▸ Your goal
Leaving out the pictures, please retype each record exactly.

★ ★ ★

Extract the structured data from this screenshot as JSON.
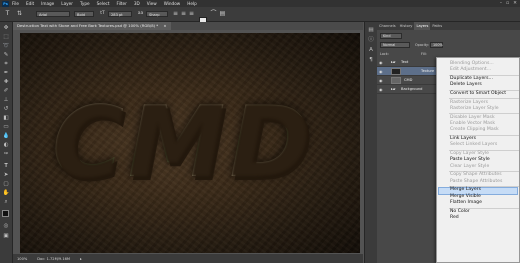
{
  "menubar": {
    "logo": "Ps",
    "items": [
      "File",
      "Edit",
      "Image",
      "Layer",
      "Type",
      "Select",
      "Filter",
      "3D",
      "View",
      "Window",
      "Help"
    ],
    "window_controls": [
      "–",
      "▫",
      "✕"
    ]
  },
  "options": {
    "font_family": "Arial",
    "font_style": "Bold",
    "font_size": "283 pt",
    "antialias": "Sharp",
    "color": "#e8e8e8"
  },
  "doc_tab": {
    "title": "Destruction Text with Stone and Free Bark Textures.psd @ 100% (RGB/8) *",
    "close": "×"
  },
  "canvas": {
    "text": "CMD"
  },
  "status": {
    "zoom": "100%",
    "doc": "Doc: 1.72M/9.16M"
  },
  "layers_panel": {
    "tabs": [
      "Channels",
      "History",
      "Layers",
      "Paths"
    ],
    "active_tab": "Layers",
    "kind_label": "Kind",
    "blend_mode": "Normal",
    "opacity_label": "Opacity:",
    "opacity_value": "100%",
    "lock_label": "Lock:",
    "fill_label": "Fill:",
    "layers": [
      {
        "name": "Text",
        "group": true
      },
      {
        "name": "Texture",
        "selected": true
      },
      {
        "name": "CMD"
      },
      {
        "name": "Background",
        "group": true
      }
    ]
  },
  "context_menu": {
    "items": [
      {
        "label": "Blending Options...",
        "disabled": true
      },
      {
        "label": "Edit Adjustment...",
        "disabled": true
      },
      {
        "sep": true
      },
      {
        "label": "Duplicate Layers...",
        "disabled": false
      },
      {
        "label": "Delete Layers",
        "disabled": false
      },
      {
        "sep": true
      },
      {
        "label": "Convert to Smart Object",
        "disabled": false
      },
      {
        "sep": true
      },
      {
        "label": "Rasterize Layers",
        "disabled": true
      },
      {
        "label": "Rasterize Layer Style",
        "disabled": true
      },
      {
        "sep": true
      },
      {
        "label": "Disable Layer Mask",
        "disabled": true
      },
      {
        "label": "Enable Vector Mask",
        "disabled": true
      },
      {
        "label": "Create Clipping Mask",
        "disabled": true
      },
      {
        "sep": true
      },
      {
        "label": "Link Layers",
        "disabled": false
      },
      {
        "label": "Select Linked Layers",
        "disabled": true
      },
      {
        "sep": true
      },
      {
        "label": "Copy Layer Style",
        "disabled": true
      },
      {
        "label": "Paste Layer Style",
        "disabled": false
      },
      {
        "label": "Clear Layer Style",
        "disabled": true
      },
      {
        "sep": true
      },
      {
        "label": "Copy Shape Attributes",
        "disabled": true
      },
      {
        "label": "Paste Shape Attributes",
        "disabled": true
      },
      {
        "sep": true
      },
      {
        "label": "Merge Layers",
        "disabled": false,
        "highlighted": true
      },
      {
        "label": "Merge Visible",
        "disabled": false
      },
      {
        "label": "Flatten Image",
        "disabled": false
      },
      {
        "sep": true
      },
      {
        "label": "No Color",
        "disabled": false
      },
      {
        "label": "Red",
        "disabled": false
      }
    ]
  },
  "colors": {
    "highlight": "#c6dcf6",
    "selected_layer": "#5d6f8a"
  }
}
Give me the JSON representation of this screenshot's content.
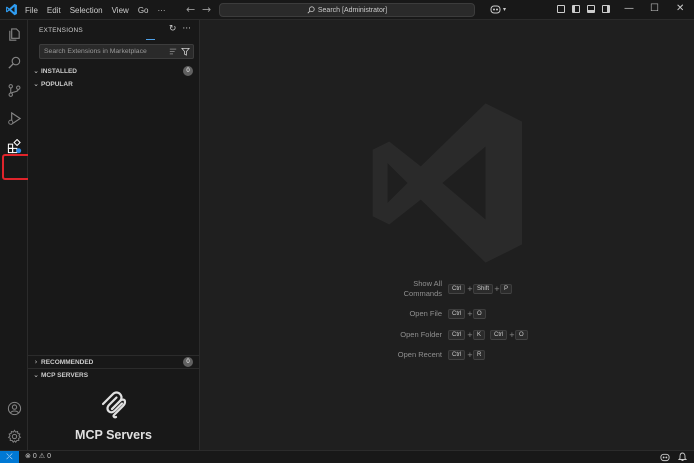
{
  "menu": [
    "File",
    "Edit",
    "Selection",
    "View",
    "Go",
    "···"
  ],
  "search": {
    "text": "Search [Administrator]"
  },
  "sidebar": {
    "title": "EXTENSIONS",
    "search_placeholder": "Search Extensions in Marketplace",
    "sections": {
      "installed": {
        "label": "INSTALLED",
        "count": "0"
      },
      "popular": {
        "label": "POPULAR"
      },
      "recommended": {
        "label": "RECOMMENDED",
        "count": "0"
      },
      "mcp": {
        "label": "MCP SERVERS"
      }
    },
    "mcp_banner_title": "MCP Servers"
  },
  "shortcuts": [
    {
      "label_line1": "Show All",
      "label_line2": "Commands",
      "keys": [
        "Ctrl",
        "+",
        "Shift",
        "+",
        "P"
      ]
    },
    {
      "label": "Open File",
      "keys": [
        "Ctrl",
        "+",
        "O"
      ]
    },
    {
      "label": "Open Folder",
      "keys": [
        "Ctrl",
        "+",
        "K",
        "Ctrl",
        "+",
        "O"
      ]
    },
    {
      "label": "Open Recent",
      "keys": [
        "Ctrl",
        "+",
        "R"
      ]
    }
  ],
  "status": {
    "errors": "0",
    "warnings": "0"
  },
  "colors": {
    "accent": "#0078d4",
    "highlight_box": "#e0242b",
    "tab_underline": "#4fa1e8"
  }
}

★ ★ ★

▸ Problem solution
Extract the structured data from this screenshot as JSON.
{
  "menubar": {
    "logo": "Ps",
    "items": [
      "File",
      "Edit",
      "Image",
      "Layer",
      "Type",
      "Select",
      "Filter",
      "3D",
      "View",
      "Window",
      "Help"
    ],
    "window_controls": [
      "–",
      "▫",
      "✕"
    ]
  },
  "options": {
    "font_family": "Arial",
    "font_style": "Bold",
    "font_size": "283 pt",
    "antialias": "Sharp",
    "color": "#e8e8e8"
  },
  "doc_tab": {
    "title": "Destruction Text with Stone and Free Bark Textures.psd @ 100% (RGB/8) *",
    "close": "×"
  },
  "canvas": {
    "text": "CMD"
  },
  "status": {
    "zoom": "100%",
    "doc": "Doc: 1.72M/9.16M"
  },
  "layers_panel": {
    "tabs": [
      "Channels",
      "History",
      "Layers",
      "Paths"
    ],
    "active_tab": "Layers",
    "kind_label": "Kind",
    "blend_mode": "Normal",
    "opacity_label": "Opacity:",
    "opacity_value": "100%",
    "lock_label": "Lock:",
    "fill_label": "Fill:",
    "layers": [
      {
        "name": "Text",
        "group": true
      },
      {
        "name": "Texture",
        "selected": true
      },
      {
        "name": "CMD"
      },
      {
        "name": "Background",
        "group": true
      }
    ]
  },
  "context_menu": {
    "items": [
      {
        "label": "Blending Options...",
        "disabled": true
      },
      {
        "label": "Edit Adjustment...",
        "disabled": true
      },
      {
        "sep": true
      },
      {
        "label": "Duplicate Layers...",
        "disabled": false
      },
      {
        "label": "Delete Layers",
        "disabled": false
      },
      {
        "sep": true
      },
      {
        "label": "Convert to Smart Object",
        "disabled": false
      },
      {
        "sep": true
      },
      {
        "label": "Rasterize Layers",
        "disabled": true
      },
      {
        "label": "Rasterize Layer Style",
        "disabled": true
      },
      {
        "sep": true
      },
      {
        "label": "Disable Layer Mask",
        "disabled": true
      },
      {
        "label": "Enable Vector Mask",
        "disabled": true
      },
      {
        "label": "Create Clipping Mask",
        "disabled": true
      },
      {
        "sep": true
      },
      {
        "label": "Link Layers",
        "disabled": false
      },
      {
        "label": "Select Linked Layers",
        "disabled": true
      },
      {
        "sep": true
      },
      {
        "label": "Copy Layer Style",
        "disabled": true
      },
      {
        "label": "Paste Layer Style",
        "disabled": false
      },
      {
        "label": "Clear Layer Style",
        "disabled": true
      },
      {
        "sep": true
      },
      {
        "label": "Copy Shape Attributes",
        "disabled": true
      },
      {
        "label": "Paste Shape Attributes",
        "disabled": true
      },
      {
        "sep": true
      },
      {
        "label": "Merge Layers",
        "disabled": false,
        "highlighted": true
      },
      {
        "label": "Merge Visible",
        "disabled": false
      },
      {
        "label": "Flatten Image",
        "disabled": false
      },
      {
        "sep": true
      },
      {
        "label": "No Color",
        "disabled": false
      },
      {
        "label": "Red",
        "disabled": false
      }
    ]
  },
  "colors": {
    "highlight": "#c6dcf6",
    "selected_layer": "#5d6f8a"
  }
}
Give me the JSON representation of this screenshot's content.
{
  "menu": [
    "File",
    "Edit",
    "Selection",
    "View",
    "Go",
    "···"
  ],
  "search": {
    "text": "Search [Administrator]"
  },
  "sidebar": {
    "title": "EXTENSIONS",
    "search_placeholder": "Search Extensions in Marketplace",
    "sections": {
      "installed": {
        "label": "INSTALLED",
        "count": "0"
      },
      "popular": {
        "label": "POPULAR"
      },
      "recommended": {
        "label": "RECOMMENDED",
        "count": "0"
      },
      "mcp": {
        "label": "MCP SERVERS"
      }
    },
    "mcp_banner_title": "MCP Servers"
  },
  "shortcuts": [
    {
      "label_line1": "Show All",
      "label_line2": "Commands",
      "keys": [
        "Ctrl",
        "+",
        "Shift",
        "+",
        "P"
      ]
    },
    {
      "label": "Open File",
      "keys": [
        "Ctrl",
        "+",
        "O"
      ]
    },
    {
      "label": "Open Folder",
      "keys": [
        "Ctrl",
        "+",
        "K",
        "Ctrl",
        "+",
        "O"
      ]
    },
    {
      "label": "Open Recent",
      "keys": [
        "Ctrl",
        "+",
        "R"
      ]
    }
  ],
  "status": {
    "errors": "0",
    "warnings": "0"
  },
  "colors": {
    "accent": "#0078d4",
    "highlight_box": "#e0242b",
    "tab_underline": "#4fa1e8"
  }
}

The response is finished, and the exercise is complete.